Task =>
Write out, please, the line containing "Extract all readable text from this page." together with all lines after it, up to and including the last one, with no other output.

* Begin Material for this task *

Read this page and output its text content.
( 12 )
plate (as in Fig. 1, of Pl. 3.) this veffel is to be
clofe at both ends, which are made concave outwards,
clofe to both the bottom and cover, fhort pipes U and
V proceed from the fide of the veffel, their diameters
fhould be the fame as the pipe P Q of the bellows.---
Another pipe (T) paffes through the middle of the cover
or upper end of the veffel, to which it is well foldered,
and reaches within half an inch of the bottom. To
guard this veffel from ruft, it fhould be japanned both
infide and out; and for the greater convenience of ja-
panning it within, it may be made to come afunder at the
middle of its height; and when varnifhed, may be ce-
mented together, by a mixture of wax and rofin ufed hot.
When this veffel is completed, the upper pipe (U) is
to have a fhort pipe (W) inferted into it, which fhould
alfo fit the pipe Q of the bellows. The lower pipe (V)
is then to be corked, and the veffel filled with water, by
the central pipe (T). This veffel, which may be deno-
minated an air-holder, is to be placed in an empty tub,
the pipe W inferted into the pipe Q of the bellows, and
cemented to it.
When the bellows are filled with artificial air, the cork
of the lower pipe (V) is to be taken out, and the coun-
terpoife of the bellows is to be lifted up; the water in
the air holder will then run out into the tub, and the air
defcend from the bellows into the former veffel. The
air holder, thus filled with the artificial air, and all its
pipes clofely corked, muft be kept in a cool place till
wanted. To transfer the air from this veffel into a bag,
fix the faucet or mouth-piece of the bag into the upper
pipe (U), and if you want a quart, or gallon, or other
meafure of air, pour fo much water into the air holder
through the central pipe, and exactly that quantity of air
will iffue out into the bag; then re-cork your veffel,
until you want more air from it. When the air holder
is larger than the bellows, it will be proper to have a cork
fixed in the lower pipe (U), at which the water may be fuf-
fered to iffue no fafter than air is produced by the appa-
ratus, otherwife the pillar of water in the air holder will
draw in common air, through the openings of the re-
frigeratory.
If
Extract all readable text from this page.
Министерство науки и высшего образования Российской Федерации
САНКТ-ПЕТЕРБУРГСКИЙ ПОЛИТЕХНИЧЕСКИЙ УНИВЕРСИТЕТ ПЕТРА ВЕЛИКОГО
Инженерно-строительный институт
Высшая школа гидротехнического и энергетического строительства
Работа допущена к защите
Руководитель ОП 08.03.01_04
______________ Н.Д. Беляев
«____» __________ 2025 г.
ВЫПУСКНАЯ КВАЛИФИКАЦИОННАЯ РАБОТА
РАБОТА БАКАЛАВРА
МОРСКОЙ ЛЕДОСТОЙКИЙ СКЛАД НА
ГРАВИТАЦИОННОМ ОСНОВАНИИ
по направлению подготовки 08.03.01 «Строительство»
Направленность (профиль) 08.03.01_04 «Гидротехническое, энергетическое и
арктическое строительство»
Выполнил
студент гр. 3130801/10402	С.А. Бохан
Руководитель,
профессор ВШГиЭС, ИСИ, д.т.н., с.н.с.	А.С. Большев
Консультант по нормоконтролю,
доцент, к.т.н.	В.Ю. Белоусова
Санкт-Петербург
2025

* End Material for this task *

Answer to this problem =>
Extract all readable text from this page.
Министерство науки и высшего образования Российской Федерации
САНКТ-ПЕТЕРБУРГСКИЙ ПОЛИТЕХНИЧЕСКИЙ УНИВЕРСИТЕТ ПЕТРА ВЕЛИКОГО
Инженерно-строительный институт
Высшая школа гидротехнического и энергетического строительства
Работа допущена к защите
Руководитель ОП 08.03.01_04
______________ Н.Д. Беляев
«____» __________ 2025 г.
ВЫПУСКНАЯ КВАЛИФИКАЦИОННАЯ РАБОТА
РАБОТА БАКАЛАВРА
МОРСКОЙ ЛЕДОСТОЙКИЙ СКЛАД НА
ГРАВИТАЦИОННОМ ОСНОВАНИИ
по направлению подготовки 08.03.01 «Строительство»
Направленность (профиль) 08.03.01_04 «Гидротехническое, энергетическое и
арктическое строительство»
Выполнил
студент гр. 3130801/10402	С.А. Бохан
Руководитель,
профессор ВШГиЭС, ИСИ, д.т.н., с.н.с.	А.С. Большев
Консультант по нормоконтролю,
доцент, к.т.н.	В.Ю. Белоусова
Санкт-Петербург
2025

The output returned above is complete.